▸ **SUPPLIED INFORMATION**:
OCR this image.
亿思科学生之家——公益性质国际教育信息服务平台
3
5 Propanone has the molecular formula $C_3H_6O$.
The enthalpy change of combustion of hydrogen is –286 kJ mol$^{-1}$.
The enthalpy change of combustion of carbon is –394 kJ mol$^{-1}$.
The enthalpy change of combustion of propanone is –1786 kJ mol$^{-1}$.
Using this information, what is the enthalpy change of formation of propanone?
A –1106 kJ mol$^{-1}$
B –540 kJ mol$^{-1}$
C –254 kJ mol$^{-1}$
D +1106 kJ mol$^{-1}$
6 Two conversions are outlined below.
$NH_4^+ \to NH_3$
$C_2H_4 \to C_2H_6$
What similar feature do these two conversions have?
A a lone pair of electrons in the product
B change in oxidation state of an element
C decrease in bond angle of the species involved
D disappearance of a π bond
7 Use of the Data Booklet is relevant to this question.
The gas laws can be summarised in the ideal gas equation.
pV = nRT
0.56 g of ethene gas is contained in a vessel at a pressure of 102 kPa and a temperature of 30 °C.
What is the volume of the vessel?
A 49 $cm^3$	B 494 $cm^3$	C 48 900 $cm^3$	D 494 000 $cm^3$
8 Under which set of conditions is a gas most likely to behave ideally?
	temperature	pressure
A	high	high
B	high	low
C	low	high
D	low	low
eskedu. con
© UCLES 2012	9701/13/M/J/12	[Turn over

▸ **PROBLEM STATEMENT**: Extract each line of the listing above, copying it word for word.

▸ **THE RESULT**:
OCR this image.
亿思科学生之家——公益性质国际教育信息服务平台
3
5 Propanone has the molecular formula $C_3H_6O$.
The enthalpy change of combustion of hydrogen is –286 kJ mol$^{-1}$.
The enthalpy change of combustion of carbon is –394 kJ mol$^{-1}$.
The enthalpy change of combustion of propanone is –1786 kJ mol$^{-1}$.
Using this information, what is the enthalpy change of formation of propanone?
A –1106 kJ mol$^{-1}$
B –540 kJ mol$^{-1}$
C –254 kJ mol$^{-1}$
D +1106 kJ mol$^{-1}$
6 Two conversions are outlined below.
$NH_4^+ \to NH_3$
$C_2H_4 \to C_2H_6$
What similar feature do these two conversions have?
A a lone pair of electrons in the product
B change in oxidation state of an element
C decrease in bond angle of the species involved
D disappearance of a π bond
7 Use of the Data Booklet is relevant to this question.
The gas laws can be summarised in the ideal gas equation.
pV = nRT
0.56 g of ethene gas is contained in a vessel at a pressure of 102 kPa and a temperature of 30 °C.
What is the volume of the vessel?
A 49 $cm^3$	B 494 $cm^3$	C 48 900 $cm^3$	D 494 000 $cm^3$
8 Under which set of conditions is a gas most likely to behave ideally?
	temperature	pressure
A	high	high
B	high	low
C	low	high
D	low	low
eskedu. con
© UCLES 2012	9701/13/M/J/12	[Turn over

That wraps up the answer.